● **EXERCISE AIM**: Write out the listing beneath this instruction in its entirety, exactly as it reads.

* START RAW DATA *

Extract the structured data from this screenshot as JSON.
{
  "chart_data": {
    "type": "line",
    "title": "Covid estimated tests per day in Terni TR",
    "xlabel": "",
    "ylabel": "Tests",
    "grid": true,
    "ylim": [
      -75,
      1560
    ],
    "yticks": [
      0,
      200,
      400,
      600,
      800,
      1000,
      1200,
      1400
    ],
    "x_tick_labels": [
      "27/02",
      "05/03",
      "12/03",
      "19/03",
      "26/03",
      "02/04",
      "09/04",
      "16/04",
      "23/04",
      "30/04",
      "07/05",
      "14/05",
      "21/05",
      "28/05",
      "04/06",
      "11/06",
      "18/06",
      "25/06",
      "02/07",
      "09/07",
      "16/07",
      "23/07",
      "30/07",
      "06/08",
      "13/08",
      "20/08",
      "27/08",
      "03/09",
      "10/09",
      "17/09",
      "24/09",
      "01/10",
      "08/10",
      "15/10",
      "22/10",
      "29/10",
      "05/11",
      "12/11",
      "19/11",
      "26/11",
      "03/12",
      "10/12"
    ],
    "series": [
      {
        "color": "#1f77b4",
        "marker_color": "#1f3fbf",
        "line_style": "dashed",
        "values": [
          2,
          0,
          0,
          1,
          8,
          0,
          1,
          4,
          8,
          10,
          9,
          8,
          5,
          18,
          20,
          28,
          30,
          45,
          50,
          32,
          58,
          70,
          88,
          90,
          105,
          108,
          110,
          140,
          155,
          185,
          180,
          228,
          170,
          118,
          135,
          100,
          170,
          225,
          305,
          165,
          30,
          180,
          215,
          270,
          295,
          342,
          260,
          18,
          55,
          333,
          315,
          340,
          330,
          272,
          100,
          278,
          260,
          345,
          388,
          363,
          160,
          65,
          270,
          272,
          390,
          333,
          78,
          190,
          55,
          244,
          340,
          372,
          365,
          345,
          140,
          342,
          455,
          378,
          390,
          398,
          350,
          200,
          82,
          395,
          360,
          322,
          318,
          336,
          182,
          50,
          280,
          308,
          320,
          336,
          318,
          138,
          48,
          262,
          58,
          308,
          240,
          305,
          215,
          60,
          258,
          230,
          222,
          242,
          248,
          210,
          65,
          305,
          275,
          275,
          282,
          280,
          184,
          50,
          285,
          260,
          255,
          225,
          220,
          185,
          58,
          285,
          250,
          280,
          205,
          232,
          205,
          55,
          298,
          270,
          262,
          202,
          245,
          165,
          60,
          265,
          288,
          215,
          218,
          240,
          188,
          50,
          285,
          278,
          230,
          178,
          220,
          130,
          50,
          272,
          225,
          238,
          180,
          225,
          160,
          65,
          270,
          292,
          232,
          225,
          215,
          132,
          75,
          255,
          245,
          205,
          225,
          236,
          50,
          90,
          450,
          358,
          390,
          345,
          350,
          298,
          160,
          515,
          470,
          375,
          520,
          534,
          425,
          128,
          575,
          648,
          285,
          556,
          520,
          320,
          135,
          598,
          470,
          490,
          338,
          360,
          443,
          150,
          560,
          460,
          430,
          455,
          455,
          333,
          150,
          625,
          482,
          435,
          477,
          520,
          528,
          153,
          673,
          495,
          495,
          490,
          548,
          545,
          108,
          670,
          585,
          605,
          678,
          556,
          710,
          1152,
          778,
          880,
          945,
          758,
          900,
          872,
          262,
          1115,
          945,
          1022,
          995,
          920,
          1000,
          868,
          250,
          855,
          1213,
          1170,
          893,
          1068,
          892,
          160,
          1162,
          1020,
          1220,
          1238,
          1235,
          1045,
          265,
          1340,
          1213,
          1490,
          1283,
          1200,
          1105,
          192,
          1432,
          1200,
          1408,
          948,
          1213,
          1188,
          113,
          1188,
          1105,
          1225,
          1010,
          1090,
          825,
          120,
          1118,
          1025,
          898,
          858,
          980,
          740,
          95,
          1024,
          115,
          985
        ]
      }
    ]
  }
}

* END RAW DATA *

● **THE RESULT**:
Extract the structured data from this screenshot as JSON.
{
  "chart_data": {
    "type": "line",
    "title": "Covid estimated tests per day in Terni TR",
    "xlabel": "",
    "ylabel": "Tests",
    "grid": true,
    "ylim": [
      -75,
      1560
    ],
    "yticks": [
      0,
      200,
      400,
      600,
      800,
      1000,
      1200,
      1400
    ],
    "x_tick_labels": [
      "27/02",
      "05/03",
      "12/03",
      "19/03",
      "26/03",
      "02/04",
      "09/04",
      "16/04",
      "23/04",
      "30/04",
      "07/05",
      "14/05",
      "21/05",
      "28/05",
      "04/06",
      "11/06",
      "18/06",
      "25/06",
      "02/07",
      "09/07",
      "16/07",
      "23/07",
      "30/07",
      "06/08",
      "13/08",
      "20/08",
      "27/08",
      "03/09",
      "10/09",
      "17/09",
      "24/09",
      "01/10",
      "08/10",
      "15/10",
      "22/10",
      "29/10",
      "05/11",
      "12/11",
      "19/11",
      "26/11",
      "03/12",
      "10/12"
    ],
    "series": [
      {
        "color": "#1f77b4",
        "marker_color": "#1f3fbf",
        "line_style": "dashed",
        "values": [
          2,
          0,
          0,
          1,
          8,
          0,
          1,
          4,
          8,
          10,
          9,
          8,
          5,
          18,
          20,
          28,
          30,
          45,
          50,
          32,
          58,
          70,
          88,
          90,
          105,
          108,
          110,
          140,
          155,
          185,
          180,
          228,
          170,
          118,
          135,
          100,
          170,
          225,
          305,
          165,
          30,
          180,
          215,
          270,
          295,
          342,
          260,
          18,
          55,
          333,
          315,
          340,
          330,
          272,
          100,
          278,
          260,
          345,
          388,
          363,
          160,
          65,
          270,
          272,
          390,
          333,
          78,
          190,
          55,
          244,
          340,
          372,
          365,
          345,
          140,
          342,
          455,
          378,
          390,
          398,
          350,
          200,
          82,
          395,
          360,
          322,
          318,
          336,
          182,
          50,
          280,
          308,
          320,
          336,
          318,
          138,
          48,
          262,
          58,
          308,
          240,
          305,
          215,
          60,
          258,
          230,
          222,
          242,
          248,
          210,
          65,
          305,
          275,
          275,
          282,
          280,
          184,
          50,
          285,
          260,
          255,
          225,
          220,
          185,
          58,
          285,
          250,
          280,
          205,
          232,
          205,
          55,
          298,
          270,
          262,
          202,
          245,
          165,
          60,
          265,
          288,
          215,
          218,
          240,
          188,
          50,
          285,
          278,
          230,
          178,
          220,
          130,
          50,
          272,
          225,
          238,
          180,
          225,
          160,
          65,
          270,
          292,
          232,
          225,
          215,
          132,
          75,
          255,
          245,
          205,
          225,
          236,
          50,
          90,
          450,
          358,
          390,
          345,
          350,
          298,
          160,
          515,
          470,
          375,
          520,
          534,
          425,
          128,
          575,
          648,
          285,
          556,
          520,
          320,
          135,
          598,
          470,
          490,
          338,
          360,
          443,
          150,
          560,
          460,
          430,
          455,
          455,
          333,
          150,
          625,
          482,
          435,
          477,
          520,
          528,
          153,
          673,
          495,
          495,
          490,
          548,
          545,
          108,
          670,
          585,
          605,
          678,
          556,
          710,
          1152,
          778,
          880,
          945,
          758,
          900,
          872,
          262,
          1115,
          945,
          1022,
          995,
          920,
          1000,
          868,
          250,
          855,
          1213,
          1170,
          893,
          1068,
          892,
          160,
          1162,
          1020,
          1220,
          1238,
          1235,
          1045,
          265,
          1340,
          1213,
          1490,
          1283,
          1200,
          1105,
          192,
          1432,
          1200,
          1408,
          948,
          1213,
          1188,
          113,
          1188,
          1105,
          1225,
          1010,
          1090,
          825,
          120,
          1118,
          1025,
          898,
          858,
          980,
          740,
          95,
          1024,
          115,
          985
        ]
      }
    ]
  }
}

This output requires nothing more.